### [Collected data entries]
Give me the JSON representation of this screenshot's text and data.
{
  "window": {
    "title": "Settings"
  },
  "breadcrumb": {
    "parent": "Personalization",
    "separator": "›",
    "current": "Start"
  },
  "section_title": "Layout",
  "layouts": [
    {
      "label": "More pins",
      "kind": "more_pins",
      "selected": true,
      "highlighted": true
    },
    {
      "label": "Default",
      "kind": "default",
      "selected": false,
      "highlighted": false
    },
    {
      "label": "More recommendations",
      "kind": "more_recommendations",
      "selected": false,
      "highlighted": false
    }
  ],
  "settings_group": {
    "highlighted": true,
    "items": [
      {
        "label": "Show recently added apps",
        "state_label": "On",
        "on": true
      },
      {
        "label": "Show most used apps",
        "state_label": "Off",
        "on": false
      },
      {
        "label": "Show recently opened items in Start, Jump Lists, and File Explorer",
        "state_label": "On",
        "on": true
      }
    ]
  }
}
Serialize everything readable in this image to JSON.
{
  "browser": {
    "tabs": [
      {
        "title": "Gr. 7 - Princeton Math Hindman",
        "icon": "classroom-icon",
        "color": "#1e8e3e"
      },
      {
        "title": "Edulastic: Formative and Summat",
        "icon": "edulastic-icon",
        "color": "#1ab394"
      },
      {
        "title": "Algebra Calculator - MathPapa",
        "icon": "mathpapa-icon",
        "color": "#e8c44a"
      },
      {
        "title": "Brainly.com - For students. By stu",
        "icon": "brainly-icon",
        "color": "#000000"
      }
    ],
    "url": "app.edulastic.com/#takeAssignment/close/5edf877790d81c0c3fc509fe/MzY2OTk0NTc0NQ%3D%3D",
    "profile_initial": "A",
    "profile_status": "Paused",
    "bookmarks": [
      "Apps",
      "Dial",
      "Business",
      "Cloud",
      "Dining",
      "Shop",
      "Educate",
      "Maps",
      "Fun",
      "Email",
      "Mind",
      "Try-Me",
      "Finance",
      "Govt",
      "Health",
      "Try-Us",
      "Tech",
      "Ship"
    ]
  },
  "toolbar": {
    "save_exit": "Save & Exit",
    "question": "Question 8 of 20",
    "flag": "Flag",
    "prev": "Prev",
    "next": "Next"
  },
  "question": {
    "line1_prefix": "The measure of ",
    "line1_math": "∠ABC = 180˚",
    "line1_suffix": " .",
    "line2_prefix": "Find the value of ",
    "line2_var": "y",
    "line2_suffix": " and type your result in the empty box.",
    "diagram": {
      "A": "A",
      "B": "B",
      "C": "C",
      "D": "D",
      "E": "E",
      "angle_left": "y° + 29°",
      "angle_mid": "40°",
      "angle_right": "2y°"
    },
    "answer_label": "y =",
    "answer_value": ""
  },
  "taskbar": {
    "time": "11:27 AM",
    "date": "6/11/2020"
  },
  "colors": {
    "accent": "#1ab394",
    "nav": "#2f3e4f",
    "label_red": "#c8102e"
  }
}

### [EXERCISE INSTRUCTIONS]
Check each line above for the word "Start" and say how many have it, with nothing else.

### [THE ANSWER]
2